▸ **Problem details**
No images are to be carried over; print all other material exactly as it stands.

▸ **Input material**
------------------------------

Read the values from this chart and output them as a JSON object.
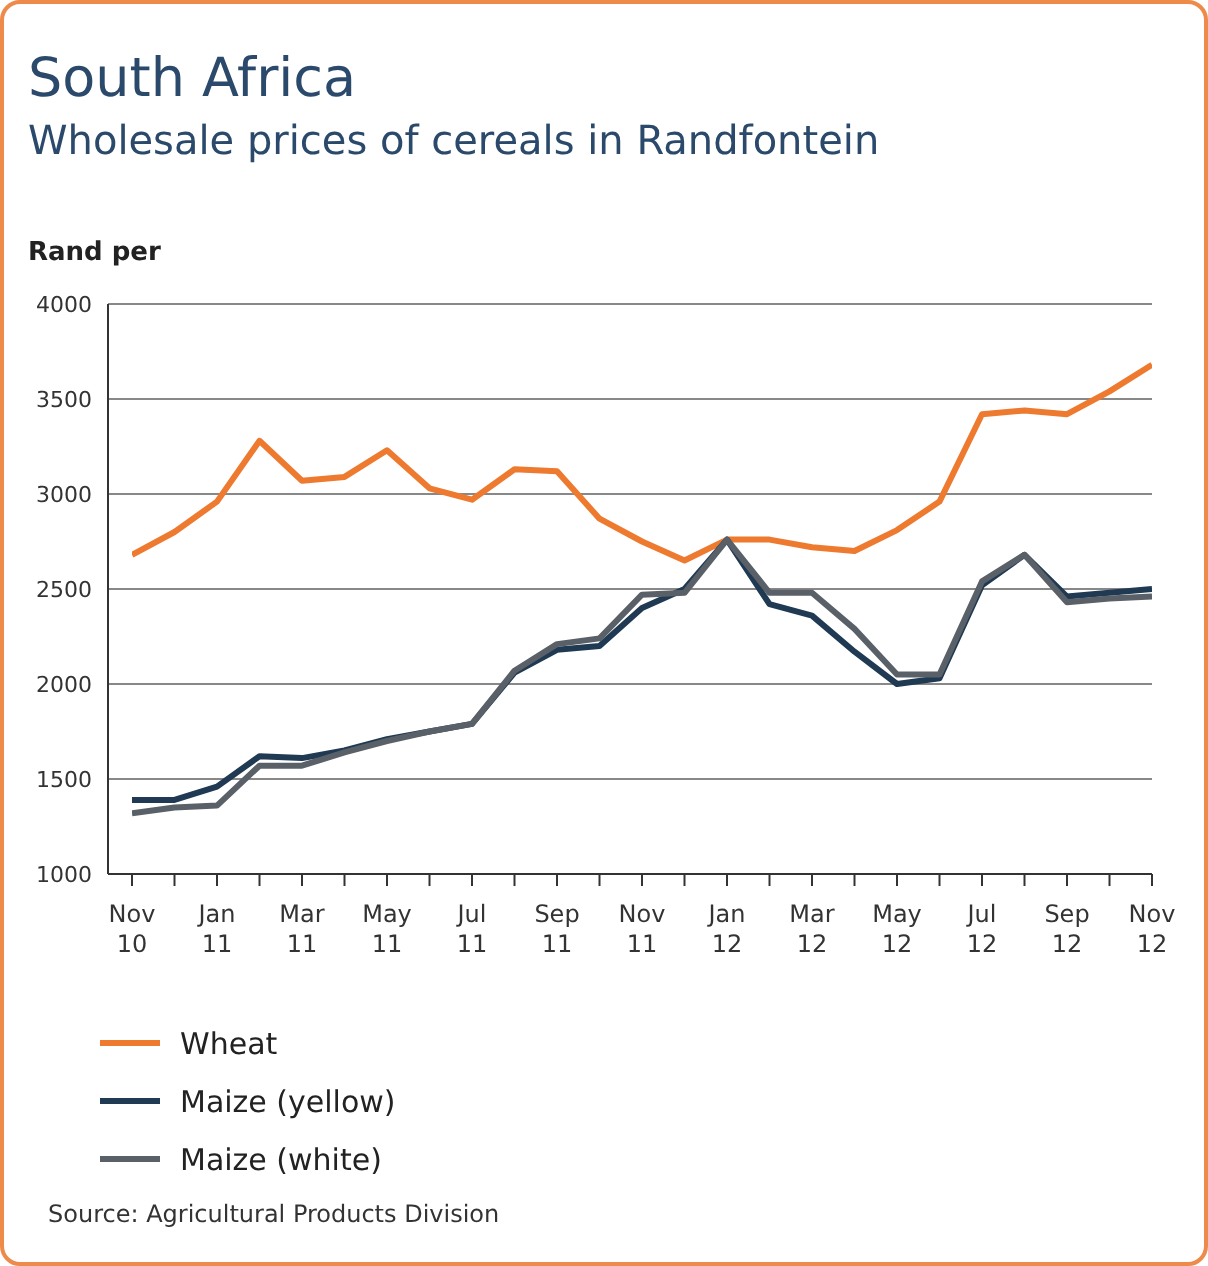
{
  "chart_data": {
    "type": "line",
    "title": "South Africa",
    "subtitle": "Wholesale prices of cereals in Randfontein",
    "ylabel": "Rand per",
    "categories": [
      "Nov 10",
      null,
      "Jan 11",
      null,
      "Mar 11",
      null,
      "May 11",
      null,
      "Jul 11",
      null,
      "Sep 11",
      null,
      "Nov 11",
      null,
      "Jan 12",
      null,
      "Mar 12",
      null,
      "May 12",
      null,
      "Jul 12",
      null,
      "Sep 12",
      null,
      "Nov 12"
    ],
    "series": [
      {
        "name": "Wheat",
        "color": "#ee7a30",
        "values": [
          2680,
          2800,
          2960,
          3280,
          3070,
          3090,
          3230,
          3030,
          2970,
          3130,
          3120,
          2870,
          2750,
          2650,
          2760,
          2760,
          2720,
          2700,
          2810,
          2960,
          3420,
          3440,
          3420,
          3540,
          3680
        ]
      },
      {
        "name": "Maize (yellow)",
        "color": "#1f3a52",
        "values": [
          1390,
          1390,
          1460,
          1620,
          1610,
          1650,
          1710,
          1750,
          1790,
          2060,
          2180,
          2200,
          2400,
          2500,
          2760,
          2420,
          2360,
          2170,
          2000,
          2030,
          2520,
          2680,
          2460,
          2480,
          2500
        ]
      },
      {
        "name": "Maize (white)",
        "color": "#5a6068",
        "values": [
          1320,
          1350,
          1360,
          1570,
          1570,
          1640,
          1700,
          1750,
          1790,
          2070,
          2210,
          2240,
          2470,
          2480,
          2760,
          2480,
          2480,
          2290,
          2050,
          2050,
          2540,
          2680,
          2430,
          2450,
          2460
        ]
      }
    ],
    "ylim": [
      1000,
      4000
    ],
    "yticks": [
      1000,
      1500,
      2000,
      2500,
      3000,
      3500,
      4000
    ],
    "grid": "y",
    "legend": "bottom left",
    "marker": "none",
    "line_style": "solid",
    "annotations": [
      "Source: Agricultural Products Division"
    ]
  }
}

------------------------------

▸ **The output**
Read the values from this chart and output them as a JSON object.
{
  "chart_data": {
    "type": "line",
    "title": "South Africa",
    "subtitle": "Wholesale prices of cereals in Randfontein",
    "ylabel": "Rand per",
    "categories": [
      "Nov 10",
      null,
      "Jan 11",
      null,
      "Mar 11",
      null,
      "May 11",
      null,
      "Jul 11",
      null,
      "Sep 11",
      null,
      "Nov 11",
      null,
      "Jan 12",
      null,
      "Mar 12",
      null,
      "May 12",
      null,
      "Jul 12",
      null,
      "Sep 12",
      null,
      "Nov 12"
    ],
    "series": [
      {
        "name": "Wheat",
        "color": "#ee7a30",
        "values": [
          2680,
          2800,
          2960,
          3280,
          3070,
          3090,
          3230,
          3030,
          2970,
          3130,
          3120,
          2870,
          2750,
          2650,
          2760,
          2760,
          2720,
          2700,
          2810,
          2960,
          3420,
          3440,
          3420,
          3540,
          3680
        ]
      },
      {
        "name": "Maize (yellow)",
        "color": "#1f3a52",
        "values": [
          1390,
          1390,
          1460,
          1620,
          1610,
          1650,
          1710,
          1750,
          1790,
          2060,
          2180,
          2200,
          2400,
          2500,
          2760,
          2420,
          2360,
          2170,
          2000,
          2030,
          2520,
          2680,
          2460,
          2480,
          2500
        ]
      },
      {
        "name": "Maize (white)",
        "color": "#5a6068",
        "values": [
          1320,
          1350,
          1360,
          1570,
          1570,
          1640,
          1700,
          1750,
          1790,
          2070,
          2210,
          2240,
          2470,
          2480,
          2760,
          2480,
          2480,
          2290,
          2050,
          2050,
          2540,
          2680,
          2430,
          2450,
          2460
        ]
      }
    ],
    "ylim": [
      1000,
      4000
    ],
    "yticks": [
      1000,
      1500,
      2000,
      2500,
      3000,
      3500,
      4000
    ],
    "grid": "y",
    "legend": "bottom left",
    "marker": "none",
    "line_style": "solid",
    "annotations": [
      "Source: Agricultural Products Division"
    ]
  }
}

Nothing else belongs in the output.